Task description
Assemble all lines in which the string "this" appears.

Supplied material
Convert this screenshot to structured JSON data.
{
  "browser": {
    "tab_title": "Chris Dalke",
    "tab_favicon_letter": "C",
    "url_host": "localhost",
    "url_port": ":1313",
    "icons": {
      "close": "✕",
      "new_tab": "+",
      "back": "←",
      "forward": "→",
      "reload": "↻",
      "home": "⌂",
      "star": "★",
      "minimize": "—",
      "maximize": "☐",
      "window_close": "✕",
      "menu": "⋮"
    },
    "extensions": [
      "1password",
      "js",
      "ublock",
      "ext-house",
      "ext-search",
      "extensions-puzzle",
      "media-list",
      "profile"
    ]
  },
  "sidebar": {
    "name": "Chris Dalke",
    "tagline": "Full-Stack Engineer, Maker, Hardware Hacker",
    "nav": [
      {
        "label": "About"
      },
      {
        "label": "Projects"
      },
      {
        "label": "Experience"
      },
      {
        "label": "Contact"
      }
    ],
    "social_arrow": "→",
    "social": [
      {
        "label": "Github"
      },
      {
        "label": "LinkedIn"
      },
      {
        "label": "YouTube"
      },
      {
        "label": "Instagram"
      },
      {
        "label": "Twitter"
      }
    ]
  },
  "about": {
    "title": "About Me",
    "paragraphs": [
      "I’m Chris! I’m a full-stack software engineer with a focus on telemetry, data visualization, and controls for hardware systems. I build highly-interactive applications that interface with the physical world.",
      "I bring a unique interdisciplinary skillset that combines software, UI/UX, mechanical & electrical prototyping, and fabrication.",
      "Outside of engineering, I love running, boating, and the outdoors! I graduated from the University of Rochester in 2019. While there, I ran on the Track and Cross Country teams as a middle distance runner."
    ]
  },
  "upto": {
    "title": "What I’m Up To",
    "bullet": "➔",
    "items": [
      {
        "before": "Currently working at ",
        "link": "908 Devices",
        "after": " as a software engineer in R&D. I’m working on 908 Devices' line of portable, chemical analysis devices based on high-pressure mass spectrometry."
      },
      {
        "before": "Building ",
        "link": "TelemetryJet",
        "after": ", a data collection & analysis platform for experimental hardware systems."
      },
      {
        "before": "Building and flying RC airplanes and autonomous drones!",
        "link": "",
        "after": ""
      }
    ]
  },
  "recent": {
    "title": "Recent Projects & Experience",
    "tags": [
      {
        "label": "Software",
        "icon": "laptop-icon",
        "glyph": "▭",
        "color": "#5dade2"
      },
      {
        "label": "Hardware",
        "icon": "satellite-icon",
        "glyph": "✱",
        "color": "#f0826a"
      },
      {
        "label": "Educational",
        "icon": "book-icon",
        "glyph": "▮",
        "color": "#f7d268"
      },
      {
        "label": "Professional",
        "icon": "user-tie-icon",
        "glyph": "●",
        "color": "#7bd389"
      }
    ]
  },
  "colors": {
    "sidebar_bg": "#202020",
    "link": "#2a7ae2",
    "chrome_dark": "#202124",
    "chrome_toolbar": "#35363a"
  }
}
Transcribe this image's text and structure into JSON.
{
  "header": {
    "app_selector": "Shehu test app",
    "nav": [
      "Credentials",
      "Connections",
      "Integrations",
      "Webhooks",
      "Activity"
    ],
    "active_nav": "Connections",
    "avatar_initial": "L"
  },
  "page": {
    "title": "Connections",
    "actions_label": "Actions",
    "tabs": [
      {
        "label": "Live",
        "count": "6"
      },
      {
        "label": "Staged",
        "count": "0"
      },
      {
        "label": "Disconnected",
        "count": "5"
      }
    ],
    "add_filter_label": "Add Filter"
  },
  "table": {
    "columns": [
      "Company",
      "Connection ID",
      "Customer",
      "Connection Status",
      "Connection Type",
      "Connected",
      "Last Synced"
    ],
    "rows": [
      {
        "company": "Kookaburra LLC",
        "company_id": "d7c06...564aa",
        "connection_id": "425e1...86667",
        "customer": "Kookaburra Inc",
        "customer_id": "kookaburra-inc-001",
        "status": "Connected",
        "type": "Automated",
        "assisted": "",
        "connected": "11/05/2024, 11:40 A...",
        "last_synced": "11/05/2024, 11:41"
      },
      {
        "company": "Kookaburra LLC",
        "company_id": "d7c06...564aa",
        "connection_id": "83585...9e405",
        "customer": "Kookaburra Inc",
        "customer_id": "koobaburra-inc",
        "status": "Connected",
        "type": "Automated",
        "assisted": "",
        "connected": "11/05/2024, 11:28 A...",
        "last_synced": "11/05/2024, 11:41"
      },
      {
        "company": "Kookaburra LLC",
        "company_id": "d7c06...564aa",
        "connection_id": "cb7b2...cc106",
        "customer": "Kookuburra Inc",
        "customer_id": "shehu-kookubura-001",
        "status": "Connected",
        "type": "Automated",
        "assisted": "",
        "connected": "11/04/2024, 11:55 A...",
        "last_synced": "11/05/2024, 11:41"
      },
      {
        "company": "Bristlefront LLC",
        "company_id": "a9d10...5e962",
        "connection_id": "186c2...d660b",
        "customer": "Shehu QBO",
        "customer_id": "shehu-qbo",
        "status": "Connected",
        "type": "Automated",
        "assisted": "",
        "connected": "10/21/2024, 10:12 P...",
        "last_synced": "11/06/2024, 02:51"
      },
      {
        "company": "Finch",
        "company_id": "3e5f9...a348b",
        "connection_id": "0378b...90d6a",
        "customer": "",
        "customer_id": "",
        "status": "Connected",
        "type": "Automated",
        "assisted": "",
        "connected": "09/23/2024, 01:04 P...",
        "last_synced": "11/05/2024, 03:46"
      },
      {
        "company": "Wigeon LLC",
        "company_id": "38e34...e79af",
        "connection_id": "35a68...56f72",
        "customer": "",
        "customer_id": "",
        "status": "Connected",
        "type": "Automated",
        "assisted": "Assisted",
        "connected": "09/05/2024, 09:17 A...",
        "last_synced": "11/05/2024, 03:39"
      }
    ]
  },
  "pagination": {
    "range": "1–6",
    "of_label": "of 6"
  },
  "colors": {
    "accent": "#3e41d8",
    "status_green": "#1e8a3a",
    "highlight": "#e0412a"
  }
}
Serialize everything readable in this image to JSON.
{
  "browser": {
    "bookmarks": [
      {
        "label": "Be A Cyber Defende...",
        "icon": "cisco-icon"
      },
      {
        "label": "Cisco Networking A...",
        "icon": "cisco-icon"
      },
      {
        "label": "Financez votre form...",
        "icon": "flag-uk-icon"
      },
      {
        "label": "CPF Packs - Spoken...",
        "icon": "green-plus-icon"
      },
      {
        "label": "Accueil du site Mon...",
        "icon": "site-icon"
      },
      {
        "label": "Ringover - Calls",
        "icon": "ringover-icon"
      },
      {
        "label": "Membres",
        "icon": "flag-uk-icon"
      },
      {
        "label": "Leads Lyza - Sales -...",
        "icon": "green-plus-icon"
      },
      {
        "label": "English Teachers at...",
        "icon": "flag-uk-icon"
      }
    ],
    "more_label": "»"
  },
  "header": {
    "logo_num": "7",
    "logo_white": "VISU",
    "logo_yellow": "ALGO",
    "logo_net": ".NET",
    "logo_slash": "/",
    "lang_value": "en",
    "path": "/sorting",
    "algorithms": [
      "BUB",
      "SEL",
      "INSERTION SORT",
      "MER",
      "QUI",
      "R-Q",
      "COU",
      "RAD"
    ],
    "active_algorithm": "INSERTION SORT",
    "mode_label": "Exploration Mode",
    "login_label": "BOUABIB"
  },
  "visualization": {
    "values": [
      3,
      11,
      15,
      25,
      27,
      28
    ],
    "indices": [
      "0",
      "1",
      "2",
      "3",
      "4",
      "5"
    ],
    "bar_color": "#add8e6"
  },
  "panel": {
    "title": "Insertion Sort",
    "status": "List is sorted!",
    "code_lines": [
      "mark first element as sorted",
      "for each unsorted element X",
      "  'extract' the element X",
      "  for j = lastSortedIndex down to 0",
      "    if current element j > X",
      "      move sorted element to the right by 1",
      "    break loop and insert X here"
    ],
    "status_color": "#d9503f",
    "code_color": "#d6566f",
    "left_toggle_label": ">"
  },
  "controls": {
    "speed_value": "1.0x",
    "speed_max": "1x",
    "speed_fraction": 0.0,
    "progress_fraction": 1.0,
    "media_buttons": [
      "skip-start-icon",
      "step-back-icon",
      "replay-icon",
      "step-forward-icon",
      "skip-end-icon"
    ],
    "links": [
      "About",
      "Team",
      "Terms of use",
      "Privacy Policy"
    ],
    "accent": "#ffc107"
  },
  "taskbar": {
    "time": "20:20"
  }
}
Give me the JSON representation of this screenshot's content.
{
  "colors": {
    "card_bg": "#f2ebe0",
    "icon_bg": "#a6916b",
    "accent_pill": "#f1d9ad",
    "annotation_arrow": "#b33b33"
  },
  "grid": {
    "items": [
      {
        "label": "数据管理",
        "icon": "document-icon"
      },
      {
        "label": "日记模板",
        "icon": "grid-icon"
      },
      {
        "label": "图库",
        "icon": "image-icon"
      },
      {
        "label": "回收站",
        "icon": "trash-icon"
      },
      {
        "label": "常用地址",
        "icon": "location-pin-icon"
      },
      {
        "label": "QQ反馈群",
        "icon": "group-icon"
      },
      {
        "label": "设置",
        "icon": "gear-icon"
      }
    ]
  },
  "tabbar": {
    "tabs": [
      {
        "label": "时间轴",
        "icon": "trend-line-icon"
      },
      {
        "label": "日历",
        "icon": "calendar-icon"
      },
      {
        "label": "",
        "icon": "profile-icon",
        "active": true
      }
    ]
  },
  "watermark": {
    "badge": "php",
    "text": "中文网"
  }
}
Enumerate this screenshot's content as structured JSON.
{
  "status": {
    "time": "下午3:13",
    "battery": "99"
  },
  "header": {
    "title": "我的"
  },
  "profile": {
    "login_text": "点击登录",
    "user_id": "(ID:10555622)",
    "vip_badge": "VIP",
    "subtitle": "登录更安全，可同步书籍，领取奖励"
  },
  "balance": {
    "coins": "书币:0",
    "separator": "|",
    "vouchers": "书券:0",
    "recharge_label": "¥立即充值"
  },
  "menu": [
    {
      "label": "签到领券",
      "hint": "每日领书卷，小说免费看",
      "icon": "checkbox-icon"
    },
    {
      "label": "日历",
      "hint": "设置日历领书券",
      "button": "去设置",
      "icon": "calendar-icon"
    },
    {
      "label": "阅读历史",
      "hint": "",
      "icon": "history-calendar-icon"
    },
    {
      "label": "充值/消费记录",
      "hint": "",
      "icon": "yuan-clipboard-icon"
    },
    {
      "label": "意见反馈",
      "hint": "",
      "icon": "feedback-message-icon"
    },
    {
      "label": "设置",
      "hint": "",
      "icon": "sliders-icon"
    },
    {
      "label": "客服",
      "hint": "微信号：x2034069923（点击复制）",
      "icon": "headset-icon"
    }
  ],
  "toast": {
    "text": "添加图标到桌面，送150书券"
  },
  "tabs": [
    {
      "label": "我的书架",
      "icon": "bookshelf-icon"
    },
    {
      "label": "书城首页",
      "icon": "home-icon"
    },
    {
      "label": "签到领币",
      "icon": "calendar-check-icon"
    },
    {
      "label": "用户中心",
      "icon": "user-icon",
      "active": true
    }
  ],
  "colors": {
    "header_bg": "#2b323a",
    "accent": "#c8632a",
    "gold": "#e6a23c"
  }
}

Response to the exercise
Convert this screenshot to structured JSON data.
Transcribe this image's text and structure into JSON.
Serialize everything readable in this image to JSON.
Give me the JSON representation of this screenshot's content.
Enumerate this screenshot's content as structured JSON.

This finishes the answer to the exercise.